Content starts
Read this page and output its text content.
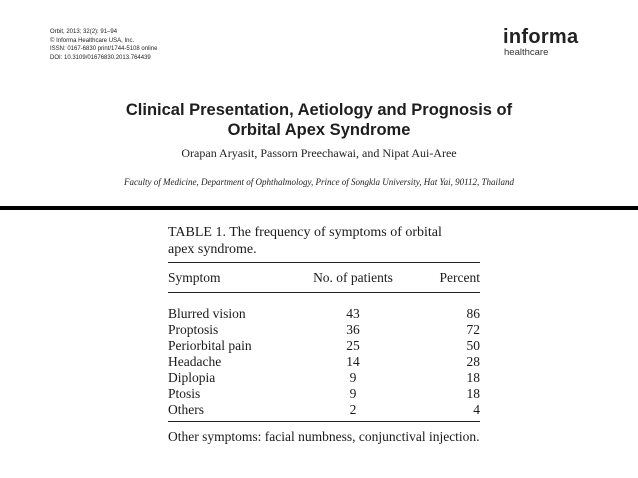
Orbit, 2013; 32(2): 91–94
© Informa Healthcare USA, Inc.
ISSN: 0167-6830 print/1744-5108 online
DOI: 10.3109/01676830.2013.764439
informa
healthcare
Clinical Presentation, Aetiology and Prognosis of
Orbital Apex Syndrome
Orapan Aryasit, Passorn Preechawai, and Nipat Aui-Aree
Faculty of Medicine, Department of Ophthalmology, Prince of Songkla University, Hat Yai, 90112, Thailand
TABLE 1. The frequency of symptoms of orbital
apex syndrome.
Symptom	No. of patients	Percent
Blurred vision	43	86
Proptosis	36	72
Periorbital pain	25	50
Headache	14	28
Diplopia	9	18
Ptosis	9	18
Others	2	4
Other symptoms: facial numbness, conjunctival injection.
Content ends
_THE PROBLEM_
From the first line to the last, copy the records above exactly and leave out the pictures.

_EXERCISE RESULT_
Read this page and output its text content.
Orbit, 2013; 32(2): 91–94
© Informa Healthcare USA, Inc.
ISSN: 0167-6830 print/1744-5108 online
DOI: 10.3109/01676830.2013.764439
informa
healthcare
Clinical Presentation, Aetiology and Prognosis of
Orbital Apex Syndrome
Orapan Aryasit, Passorn Preechawai, and Nipat Aui-Aree
Faculty of Medicine, Department of Ophthalmology, Prince of Songkla University, Hat Yai, 90112, Thailand
TABLE 1. The frequency of symptoms of orbital
apex syndrome.
Symptom	No. of patients	Percent
Blurred vision	43	86
Proptosis	36	72
Periorbital pain	25	50
Headache	14	28
Diplopia	9	18
Ptosis	9	18
Others	2	4
Other symptoms: facial numbness, conjunctival injection.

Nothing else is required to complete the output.